Start of Dataset content
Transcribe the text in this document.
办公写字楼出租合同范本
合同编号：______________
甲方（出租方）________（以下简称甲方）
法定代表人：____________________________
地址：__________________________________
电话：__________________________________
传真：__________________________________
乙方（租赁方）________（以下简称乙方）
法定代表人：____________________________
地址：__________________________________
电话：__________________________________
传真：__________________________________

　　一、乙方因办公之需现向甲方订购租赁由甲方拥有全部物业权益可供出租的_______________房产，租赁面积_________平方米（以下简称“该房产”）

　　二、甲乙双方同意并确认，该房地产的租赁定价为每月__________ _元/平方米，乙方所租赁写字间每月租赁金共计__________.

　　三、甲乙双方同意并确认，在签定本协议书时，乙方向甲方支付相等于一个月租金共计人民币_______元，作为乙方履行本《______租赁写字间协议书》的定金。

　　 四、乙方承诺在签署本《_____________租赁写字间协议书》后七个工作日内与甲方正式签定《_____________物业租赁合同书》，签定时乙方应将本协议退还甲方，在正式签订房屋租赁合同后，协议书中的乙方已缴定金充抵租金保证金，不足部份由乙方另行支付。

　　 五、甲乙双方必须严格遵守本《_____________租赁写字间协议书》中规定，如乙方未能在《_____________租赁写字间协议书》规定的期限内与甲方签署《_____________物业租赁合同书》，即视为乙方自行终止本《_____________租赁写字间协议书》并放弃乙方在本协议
End of Dataset content
■ What you will do: Look through the records and gather each line with the word "甲乙双方同意并确认".

■ Response:
　　二、甲乙双方同意并确认，该房地产的租赁定价为每月__________ _元/平方米，乙方所租赁写字间每月租赁金共计__________.
　　三、甲乙双方同意并确认，在签定本协议书时，乙方向甲方支付相等于一个月租金共计人民币_______元，作为乙方履行本《______租赁写字间协议书》的定金。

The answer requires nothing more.